[EXCERPTED PASSAGE]
● ● ● ●

Listing 1-6 Implementing the CFXMLParserCreateXMLStructureCallBack function
void *createStructure(CFXMLParserRef parser, CFXMLNodeRef node, void *info) { CFStringRef myTypeStr; CFStringRef myDataStr; CFXMLDocumentInfo *docInfoPtr; // Use the dataTypeID to determine what to print. switch (CFXMLGetNodeType(node)) { case kCFXMLNodeTypeDocument: myTypeStr = CFSTR("Data Type ID: kCFXMLNodeTypeDocument\n"); docInfoPtr = CFXMLNodeGetInfoPtr(node); myDataStr = CFStringCreateWithFormat(NULL, NULL, CFSTR("Document URL: %@\n"), CFURLGetString(docInfoPtr->sourceURL)); break; case kCFXMLNodeTypeElement: myTypeStr = CFSTR("Data Type ID: kCFXMLNodeTypeElement\n"); myDataStr = CFStringCreateWithFormat(NULL, NULL, CFSTR("Element: %@\n"), CFXMLNodeGetString(node)); break; case kCFXMLNodeTypeProcessingInstruction: myTypeStr = CFSTR("Data Type ID: kCFXMLNodeTypeProcessingInstruction\n"); myDataStr = CFStringCreateWithFormat(NULL, NULL, CFSTR("PI: %@\n"), CFXMLNodeGetString(node)); break; case kCFXMLNodeTypeComment: myTypeStr = CFSTR("Data Type ID: kCFXMLNodeTypeComment\n"); myDataStr = CFStringCreateWithFormat(NULL, NULL, CFSTR("Comment: %@\n"), CFXMLNodeGetString(node)); break; case kCFXMLNodeTypeText: myTypeStr = CFSTR("Data Type ID: kCFXMLNodeTypeText\n"); myDataStr = CFStringCreateWithFormat(NULL, NULL, CFSTR("Text:%@\n"), CFXMLNodeGetString(node)); break; case kCFXMLNodeTypeCDATASection: myTypeStr = CFSTR("Data Type ID: k CFXMLDataTypeCDATASection\n"); myDataStr = CFStringCreateWithFormat(NULL, NULL, CFSTR("CDATA: %@\n"), CFXMLNodeGetString(node)); break; case kCFXMLNodeTypeEntityReference: myTypeStr = CFSTR("Data Type ID: kCFXMLNodeTypeEntityReference\n"); myDataStr = CFStringCreateWithFormat(NULL, NULL, CFSTR("Entity reference: %@\n"), CFXMLNodeGetString(node)); break; case kCFXMLNodeTypeDocumentType: myTypeStr = CFSTR("Data Type ID: kCFXMLNodeTypeDocumentType\n"); myDataStr = CFStringCreateWithFormat(NULL, NULL, CFSTR("DTD: %@\n"), CFXMLNodeGetString(node)); break; case kCFXMLNodeTypeWhitespace: myTypeStr = CFSTR("Data Type ID: kCFXMLNodeTypeWhitespace\n"); myDataStr = CFStringCreateWithFormat(NULL, NULL, CFSTR("Whitespace: %@\n"), CFXMLNodeGetString(node)); break; default: myTypeStr = CFSTR("Data Type ID: UNKNOWN\n"); myDataStr = CFSTR("Unknown type.\n"); } // Print the contents. printf("---Create Structure Called--- \n"); CFShow(myTypeStr); CFShow(myDataStr); // Release the strings. CFRelease(myTypeStr); // Return the data string for use by the addChild and // endStructure callbacks. return myDataStr; }

Notice that the CFXMLParserCreateXMLStructureCallBack function returns the data string created using the dataString field of the newly encountered structure. This return value can actually be anything, but is kept by the parser and passed back to you by both the CFXMLParserAddChildCallBack and CFXMLParserEndXMLStructureCallBack functions described below. Note that if your CFXMLParserCreateXMLStructureCallBack function returns NULL , CFXMLParserAddChildCallBack and CFXMLParserEndXMLStructureCallBack will not be called. The only exception is CFNodeTypeDocument ; CFXMLParserEndXMLStructureCallBack will be called for it even if you return NULL from CFXMLParserCreateXMLStructureCallBack .

● ● ● ●

[DATA EXCERPTS]
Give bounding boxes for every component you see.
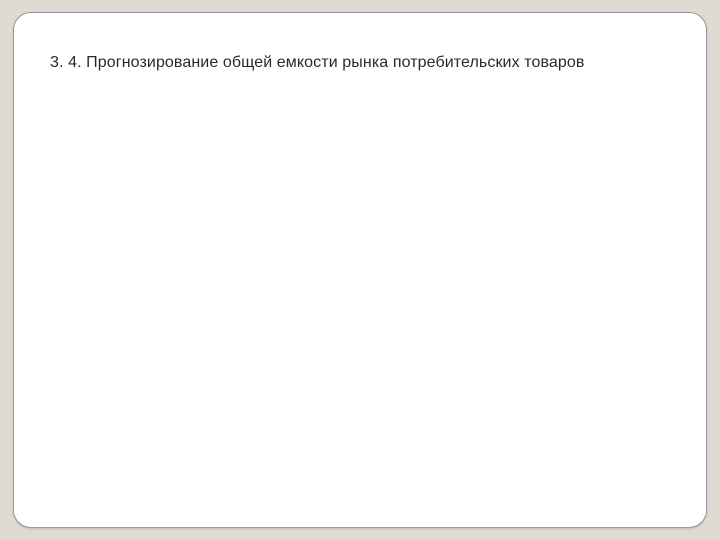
slide-frame: 3. 4. Прогнозирование общей емкости рынк… — [13, 12, 707, 528]
slide-title: 3. 4. Прогнозирование общей емкости рынк… — [50, 53, 670, 74]
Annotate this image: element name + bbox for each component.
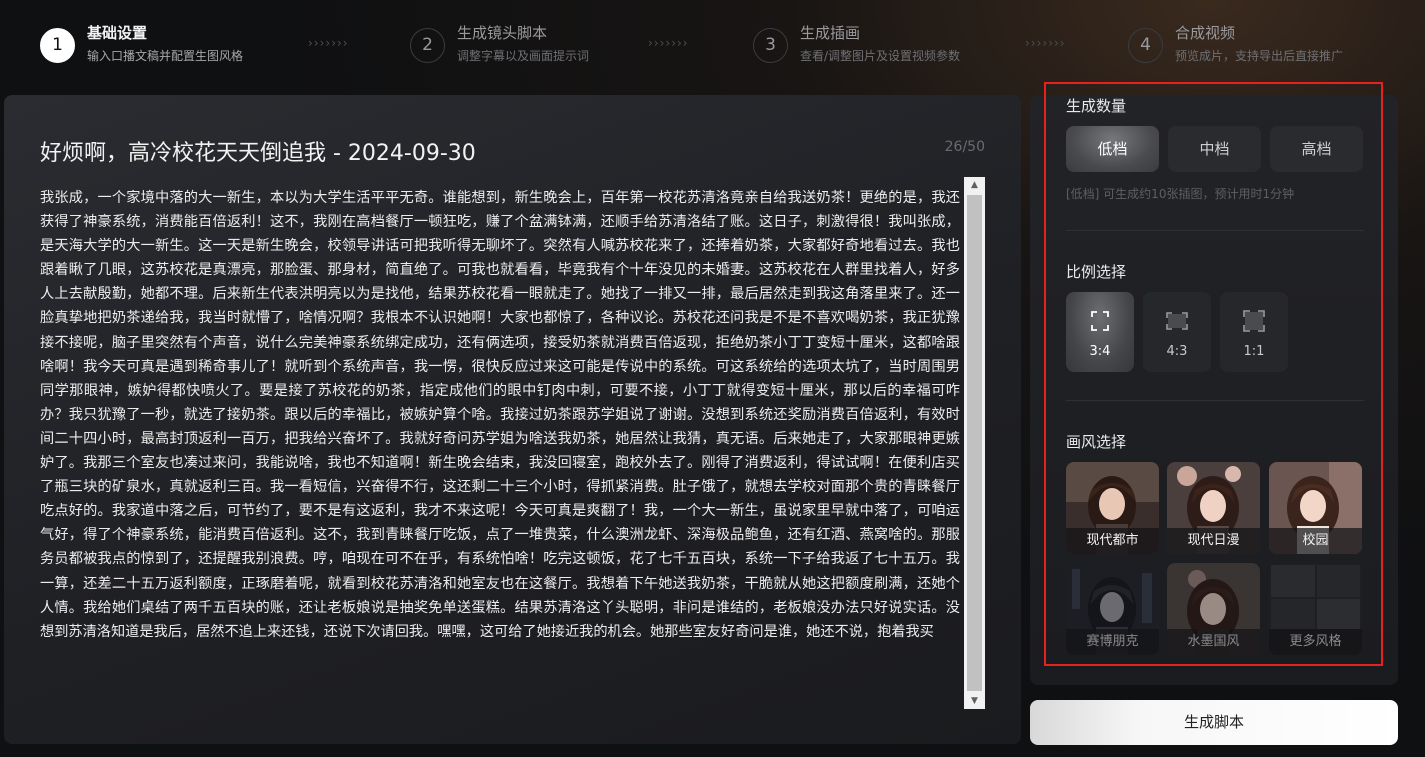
step-desc: 查看/调整图片及设置视频参数 [800, 49, 961, 63]
quantity-option-mid[interactable]: 中档 [1168, 126, 1261, 172]
style-label: 现代都市 [1066, 528, 1159, 554]
scroll-down-arrow-icon[interactable]: ▼ [964, 693, 985, 709]
style-label: 赛博朋克 [1066, 629, 1159, 655]
style-option-cyberpunk[interactable]: 赛博朋克 [1066, 563, 1159, 655]
step-number: 1 [40, 28, 75, 63]
ratio-portrait-icon [1091, 311, 1109, 331]
style-label: 校园 [1269, 528, 1362, 554]
quantity-title: 生成数量 [1066, 97, 1127, 115]
step-desc: 调整字幕以及画面提示词 [457, 49, 590, 63]
ratio-title: 比例选择 [1066, 263, 1127, 281]
ratio-option-1-1[interactable]: 1:1 [1220, 292, 1288, 372]
title-char-count: 26/50 [944, 139, 985, 155]
divider [1066, 400, 1364, 401]
scrollbar[interactable]: ▲ ▼ [964, 177, 985, 709]
script-editor-panel: 好烦啊，高冷校花天天倒追我 - 2024-09-30 26/50 我张成，一个家… [4, 95, 1021, 744]
stepper: 1 基础设置 输入口播文稿并配置生图风格 ››››››› 2 生成镜头脚本 调整… [40, 20, 1400, 70]
quantity-option-high[interactable]: 高档 [1270, 126, 1363, 172]
style-label: 水墨国风 [1167, 629, 1260, 655]
style-option-modern-anime[interactable]: 现代日漫 [1167, 462, 1260, 554]
ratio-label: 4:3 [1166, 344, 1188, 359]
scroll-thumb[interactable] [967, 195, 982, 691]
step-desc: 预览成片，支持导出后直接推广 [1175, 49, 1344, 63]
step-title: 基础设置 [87, 24, 148, 42]
step-arrows: ››››››› [648, 36, 689, 50]
quantity-hint: [低档] 可生成约10张插图，预计用时1分钟 [1066, 187, 1295, 201]
ratio-square-icon [1243, 310, 1265, 332]
step-number: 3 [753, 28, 788, 63]
step-number: 4 [1128, 28, 1163, 63]
ratio-label: 1:1 [1243, 344, 1265, 359]
style-option-modern-city[interactable]: 现代都市 [1066, 462, 1159, 554]
script-title[interactable]: 好烦啊，高冷校花天天倒追我 - 2024-09-30 [40, 135, 476, 167]
style-label: 现代日漫 [1167, 528, 1260, 554]
style-title: 画风选择 [1066, 433, 1127, 451]
step-number: 2 [410, 28, 445, 63]
generate-script-button[interactable]: 生成脚本 [1030, 700, 1398, 745]
style-option-campus[interactable]: 校园 [1269, 462, 1362, 554]
quantity-option-low[interactable]: 低档 [1066, 126, 1159, 172]
style-option-more[interactable]: 更多风格 [1269, 563, 1362, 655]
settings-panel: 生成数量 低档 中档 高档 [低档] 可生成约10张插图，预计用时1分钟 比例选… [1030, 95, 1398, 685]
style-label: 更多风格 [1269, 629, 1362, 655]
step-title: 合成视频 [1175, 24, 1236, 42]
step-arrows: ››››››› [1025, 36, 1066, 50]
step-title: 生成插画 [800, 24, 861, 42]
ratio-option-4-3[interactable]: 4:3 [1143, 292, 1211, 372]
ratio-option-3-4[interactable]: 3:4 [1066, 292, 1134, 372]
step-desc: 输入口播文稿并配置生图风格 [87, 49, 244, 63]
script-textarea[interactable]: 我张成，一个家境中落的大一新生，本以为大学生活平平无奇。谁能想到，新生晚会上，百… [40, 186, 960, 706]
scroll-up-arrow-icon[interactable]: ▲ [964, 177, 985, 193]
step-arrows: ››››››› [308, 36, 349, 50]
divider [1066, 230, 1364, 231]
style-option-ink-chinese[interactable]: 水墨国风 [1167, 563, 1260, 655]
ratio-landscape-icon [1166, 312, 1188, 330]
ratio-label: 3:4 [1089, 344, 1111, 359]
step-title: 生成镜头脚本 [457, 24, 548, 42]
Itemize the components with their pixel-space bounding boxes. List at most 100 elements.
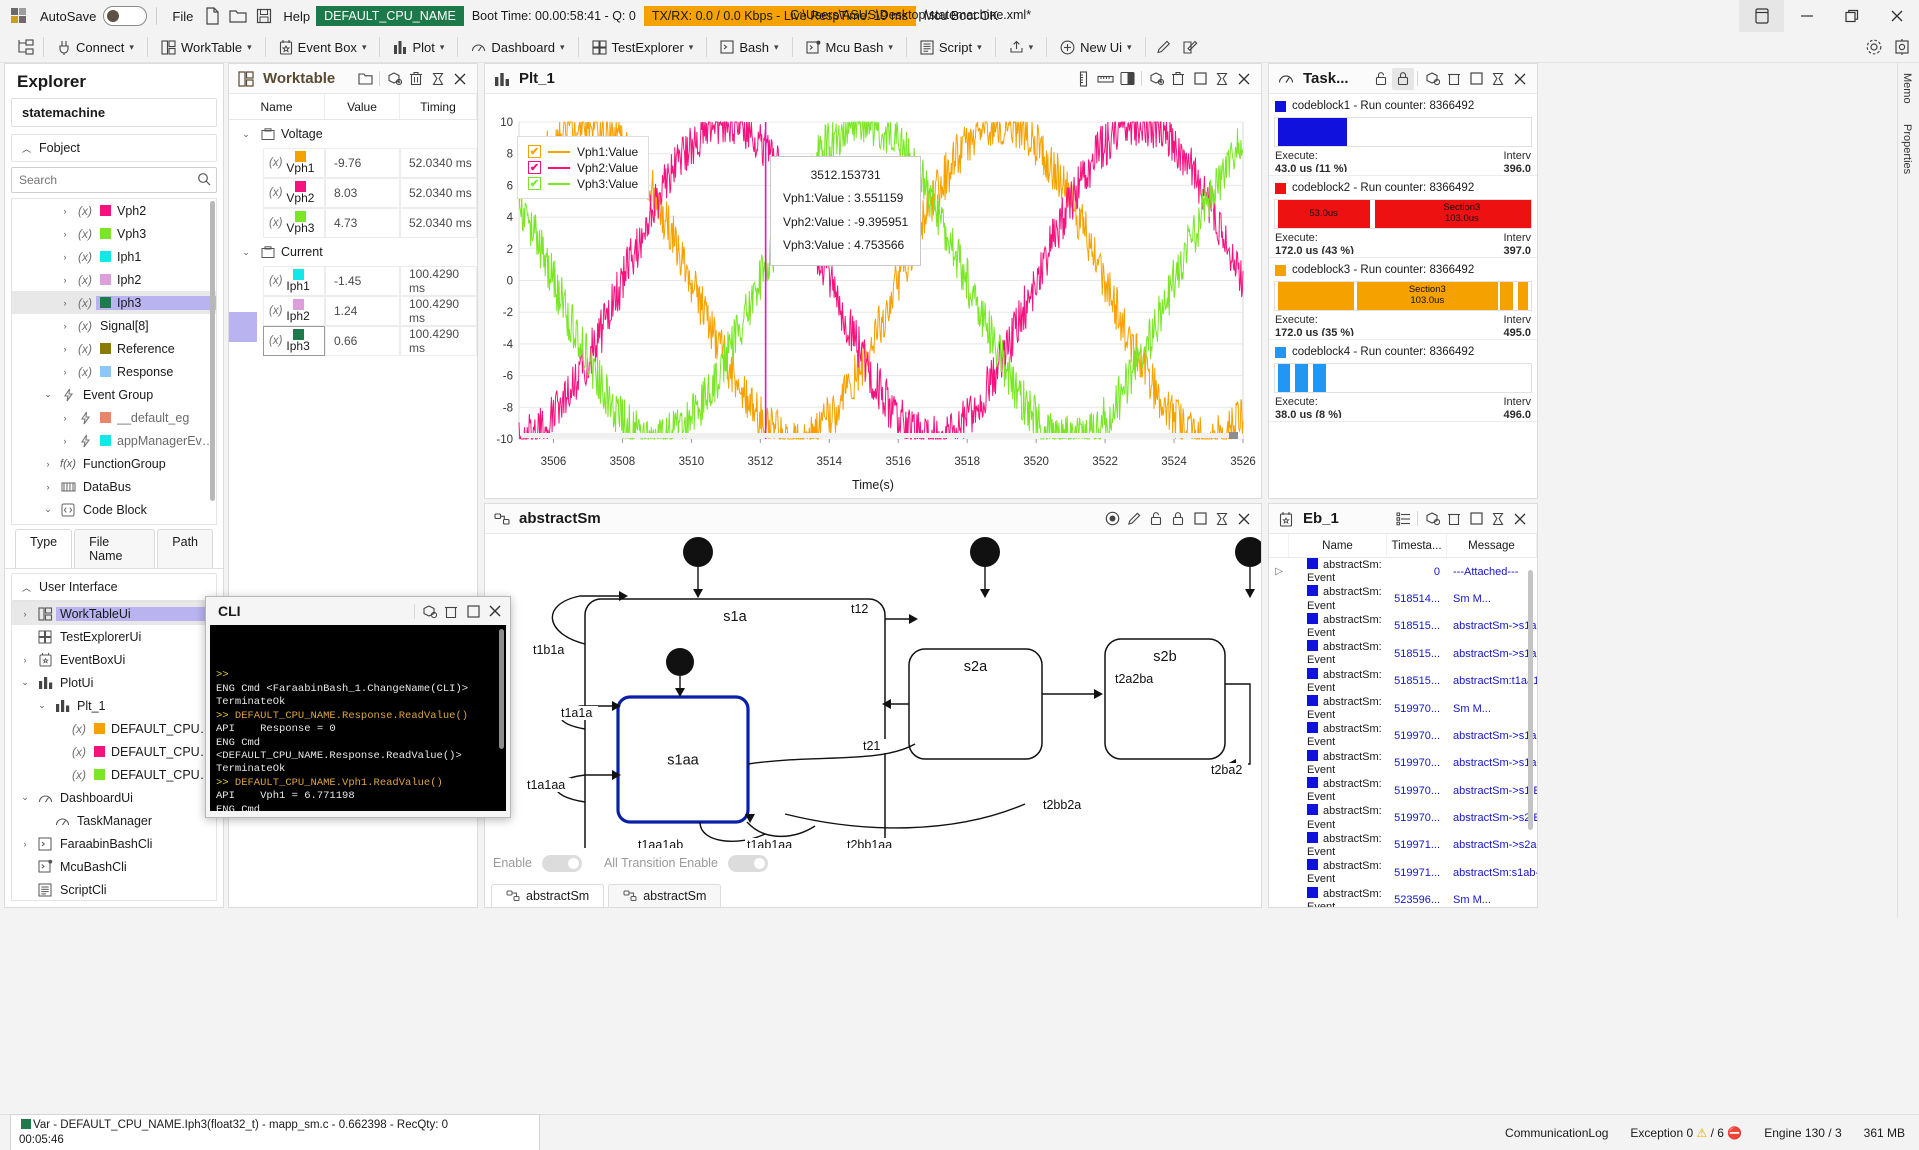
fobject-section-header[interactable]: ︿ Fobject [11, 134, 217, 162]
communication-log-label[interactable]: CommunicationLog [1505, 1126, 1608, 1140]
exception-status[interactable]: Exception 0 ⚠ / 6 ⛔ [1630, 1126, 1742, 1140]
chevron-right-icon[interactable]: › [16, 609, 34, 619]
cli-output[interactable]: >> ENG Cmd <FaraabinBash_1.ChangeName(CLI… [210, 625, 506, 811]
row-name-cell[interactable]: (x) Iph1 [263, 266, 325, 296]
eventbox-row[interactable]: abstractSm: Event 519970... abstractSm->s1 … [1269, 777, 1537, 804]
ribbon-item-testexplorer[interactable]: TestExplorer ▾ [584, 37, 702, 58]
tree-item-code-block[interactable]: ⌄ Code Block [12, 498, 216, 521]
chevron-right-icon[interactable]: › [39, 482, 57, 492]
eventbox-row[interactable]: abstractSm: Event 519970... Sm M... [1269, 694, 1537, 722]
ribbon-item-script[interactable]: Script ▾ [912, 37, 990, 58]
tree-item-mcubashcli[interactable]: McuBashCli [12, 855, 216, 878]
row-name-cell[interactable]: (x) Vph3 [263, 208, 325, 238]
maximize-icon[interactable] [1465, 68, 1487, 90]
tree-item-vph3[interactable]: › (x) Vph3 [12, 222, 216, 245]
chevron-right-icon[interactable]: › [56, 298, 74, 308]
chevron-right-icon[interactable]: › [56, 206, 74, 216]
worktable-row[interactable]: (x) Iph3 0.66 100.4290 ms [229, 326, 477, 356]
tree-item-plt-1[interactable]: ⌄ Plt_1 [12, 694, 216, 717]
eventbox-row[interactable]: abstractSm: Event 519970... abstractSm->s1a… [1269, 749, 1537, 777]
tree-item-eventboxui[interactable]: › EventBoxUi [12, 648, 216, 671]
ui-tree[interactable]: › WorkTableUi TestExplorerUi › EventBoxUi ⌄ Pl… [11, 601, 217, 901]
maximize-icon[interactable] [1189, 68, 1211, 90]
chevron-down-icon[interactable]: ⌄ [39, 389, 57, 400]
hierarchy-icon[interactable] [12, 35, 38, 59]
pin-icon[interactable] [1487, 508, 1509, 530]
trash-icon[interactable] [440, 600, 462, 622]
chevron-down-icon[interactable]: ⌄ [33, 700, 51, 711]
worktable-row[interactable]: (x) Iph2 1.24 100.4290 ms [229, 296, 477, 326]
task-timeline[interactable] [1274, 363, 1532, 393]
tree-item-worktableui[interactable]: › WorkTableUi [12, 602, 216, 625]
ribbon-item-new-ui[interactable]: New Ui ▾ [1052, 37, 1139, 58]
task-timeline[interactable]: Section3 103.0us [1274, 281, 1532, 311]
chevron-down-icon[interactable]: ⌄ [16, 792, 34, 803]
box-add-icon[interactable] [1421, 508, 1443, 530]
new-file-icon[interactable] [199, 4, 225, 28]
chevron-down-icon[interactable]: ⌄ [16, 677, 34, 688]
tree-item-taskmanager[interactable]: TaskManager [12, 809, 216, 832]
chevron-right-icon[interactable]: › [56, 367, 74, 377]
eventbox-scrollbar[interactable] [1528, 570, 1533, 830]
layout-icon[interactable] [1739, 0, 1784, 32]
unlock-icon[interactable] [1145, 508, 1167, 530]
close-icon[interactable] [1509, 508, 1531, 530]
chevron-down-icon[interactable]: ⌄ [237, 129, 255, 140]
lock-icon[interactable] [1167, 508, 1189, 530]
vtab-properties[interactable]: Properties [1898, 114, 1916, 184]
chevron-right-icon[interactable]: › [16, 839, 34, 849]
tree-item-event-group[interactable]: ⌄ Event Group [12, 383, 216, 406]
eventbox-row[interactable]: ▷ abstractSm: Event 0 ---Attached--- [1269, 558, 1537, 585]
row-name-cell[interactable]: (x) Iph2 [263, 296, 325, 326]
row-name-cell[interactable]: (x) Vph2 [263, 178, 325, 208]
pin-icon[interactable] [427, 68, 449, 90]
eventbox-row[interactable]: abstractSm: Event 519971... abstractSm->s2a… [1269, 831, 1537, 859]
tree-item-databus[interactable]: › DataBus [12, 475, 216, 498]
fobject-tree[interactable]: › (x) Vph2 › (x) Vph3 › (x) Iph1 › (x) Iph2 › (x) Iph3… [11, 198, 217, 525]
worktable-row[interactable]: (x) Iph1 -1.45 100.4290 ms [229, 266, 477, 296]
box-add-icon[interactable] [1421, 68, 1443, 90]
worktable-row[interactable]: (x) Vph3 4.73 52.0340 ms [229, 208, 477, 238]
eventbox-row[interactable]: abstractSm: Event 518515... abstractSm:t1aa… [1269, 667, 1537, 695]
chevron-down-icon[interactable]: ⌄ [237, 247, 255, 258]
ribbon-item-mcu-bash[interactable]: Mcu Bash ▾ [798, 37, 901, 58]
eventbox-row[interactable]: abstractSm: Event 519970... abstractSm->s1a… [1269, 722, 1537, 749]
legend-checkbox[interactable]: ✔ [528, 145, 541, 158]
plot-legend[interactable]: ✔ Vph1:Value ✔ Vph2:Value ✔ Vph3:Value [517, 136, 650, 199]
eventbox-row[interactable]: abstractSm: Event 519971... abstractSm:s1ab… [1269, 859, 1537, 886]
close-icon[interactable] [449, 68, 471, 90]
explorer-tab-path[interactable]: Path [157, 529, 213, 568]
tree-item-faraabinbashcli[interactable]: › FaraabinBashCli [12, 832, 216, 855]
statemachine-tab-0[interactable]: abstractSm [491, 884, 605, 907]
enable-toggle[interactable] [541, 854, 582, 872]
legend-item-2[interactable]: ✔ Vph3:Value [528, 176, 638, 191]
help-menu[interactable]: Help [277, 6, 316, 27]
ribbon-item-connect[interactable]: Connect ▾ [49, 37, 142, 58]
eventbox-row[interactable]: abstractSm: Event 519970... abstractSm->s2 … [1269, 804, 1537, 831]
trash-icon[interactable] [1443, 508, 1465, 530]
record-icon[interactable] [1101, 508, 1123, 530]
tree-item-appmanagereventgro[interactable]: › appManagerEventGro... [12, 429, 217, 452]
chevron-right-icon[interactable]: › [56, 344, 74, 354]
close-icon[interactable] [1233, 508, 1255, 530]
tree-item-default-cpu-name[interactable]: (x) DEFAULT_CPU_NAME... [12, 717, 216, 740]
legend-item-1[interactable]: ✔ Vph2:Value [528, 160, 638, 175]
box-add-icon[interactable] [418, 600, 440, 622]
all-transition-toggle[interactable] [727, 854, 768, 872]
close-icon[interactable] [1509, 68, 1531, 90]
search-input[interactable] [11, 167, 217, 193]
tree-item-iph1[interactable]: › (x) Iph1 [12, 245, 216, 268]
pencil-icon[interactable] [1151, 35, 1177, 59]
cli-scrollbar[interactable] [499, 629, 504, 749]
ribbon-item-export[interactable]: ▾ [1001, 37, 1042, 57]
tree-item-vph2[interactable]: › (x) Vph2 [12, 199, 216, 222]
tree-item-response[interactable]: › (x) Response [12, 360, 216, 383]
tree-item-default-cpu-name[interactable]: (x) DEFAULT_CPU_NAME... [12, 740, 216, 763]
ruler-h-icon[interactable] [1094, 68, 1116, 90]
tree-scrollbar[interactable] [210, 201, 215, 501]
chevron-right-icon[interactable]: › [56, 275, 74, 285]
eventbox-row[interactable]: abstractSm: Event 518515... abstractSm->s1a… [1269, 612, 1537, 640]
worktable-group-voltage[interactable]: ⌄ Voltage [229, 120, 477, 148]
statemachine-canvas[interactable]: s1a s1aa s2a s2b t12 t1b1a t1a1a t1a1aa t21 t2a2b… [485, 534, 1261, 848]
gear-icon[interactable] [1865, 38, 1883, 56]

● ● ● ●

[DIRECTIVES]
1: According to the parser excerpt, which node type still gets CFXMLParserEndXMLStructureCallBack called when CFXMLParserCreateXMLStructureCallBack returns NULL?
2: Reproduce the parser excerpt from "Notice that the" to "from CFXMLParserCreateXMLStructureCallBack .".

[WRITTEN ANSWERS]
1: CFNodeTypeDocument

2:
Notice that the CFXMLParserCreateXMLStructureCallBack function returns the data string created using the dataString field of the newly encountered structure. This return value can actually be anything, but is kept by the parser and passed back to you by both the CFXMLParserAddChildCallBack and CFXMLParserEndXMLStructureCallBack functions described below. Note that if your CFXMLParserCreateXMLStructureCallBack function returns NULL , CFXMLParserAddChildCallBack and CFXMLParserEndXMLStructureCallBack will not be called. The only exception is CFNodeTypeDocument ; CFXMLParserEndXMLStructureCallBack will be called for it even if you return NULL from CFXMLParserCreateXMLStructureCallBack .